## To be done:
Extract each line containing the string "四个更加".

## Extracted records:
++++

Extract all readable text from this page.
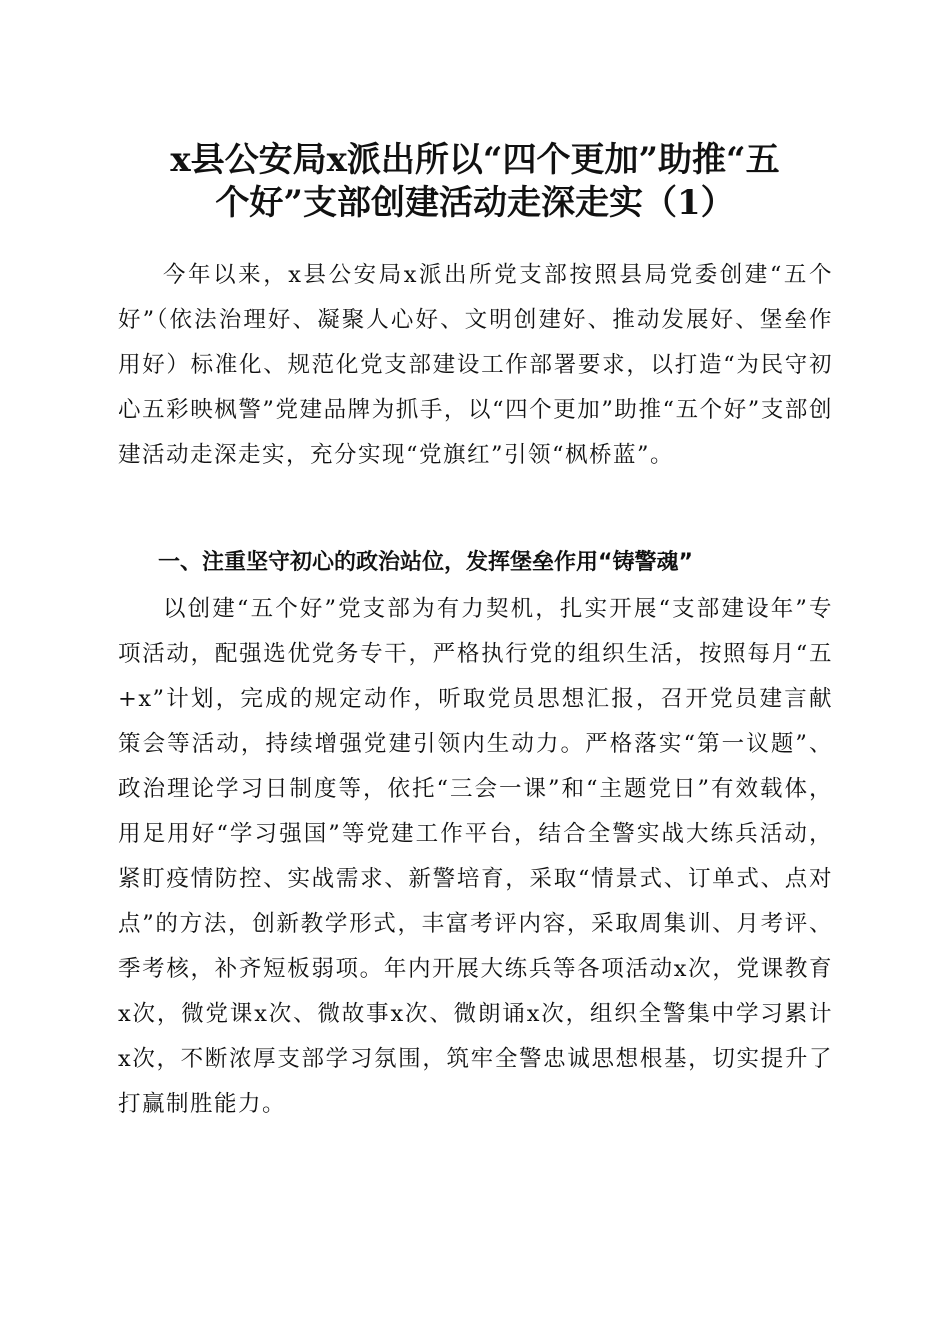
x县公安局x派出所以“四个更加”助推“五
个好”支部创建活动走深走实（1）

今年以来，x县公安局x派出所党支部按照县局党委创建“五个好”（依法治理好、凝聚人心好、文明创建好、推动发展好、堡垒作用好）标准化、规范化党支部建设工作部署要求，以打造“为民守初心五彩映枫警”党建品牌为抓手，以“四个更加”助推“五个好”支部创建活动走深走实，充分实现“党旗红”引领“枫桥蓝”。

一、注重坚守初心的政治站位，发挥堡垒作用“铸警魂”

以创建“五个好”党支部为有力契机，扎实开展“支部建设年”专项活动，配强选优党务专干，严格执行党的组织生活，按照每月“五+x”计划，完成的规定动作，听取党员思想汇报，召开党员建言献策会等活动，持续增强党建引领内生动力。严格落实“第一议题”、政治理论学习日制度等，依托“三会一课”和“主题党日”有效载体，用足用好“学习强国”等党建工作平台，结合全警实战大练兵活动，紧盯疫情防控、实战需求、新警培育，采取“情景式、订单式、点对点”的方法，创新教学形式，丰富考评内容，采取周集训、月考评、季考核，补齐短板弱项。年内开展大练兵等各项活动x次，党课教育x次，微党课x次、微故事x次、微朗诵x次，组织全警集中学习累计x次，不断浓厚支部学习氛围，筑牢全警忠诚思想根基，切实提升了打赢制胜能力。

++++

## Exercise solution:
x县公安局x派出所以“四个更加”助推“五
今年以来，x县公安局x派出所党支部按照县局党委创建“五个好”（依法治理好、凝聚人心好、文明创建好、推动发展好、堡垒作用好）标准化、规范化党支部建设工作部署要求，以打造“为民守初心五彩映枫警”党建品牌为抓手，以“四个更加”助推“五个好”支部创建活动走深走实，充分实现“党旗红”引领“枫桥蓝”。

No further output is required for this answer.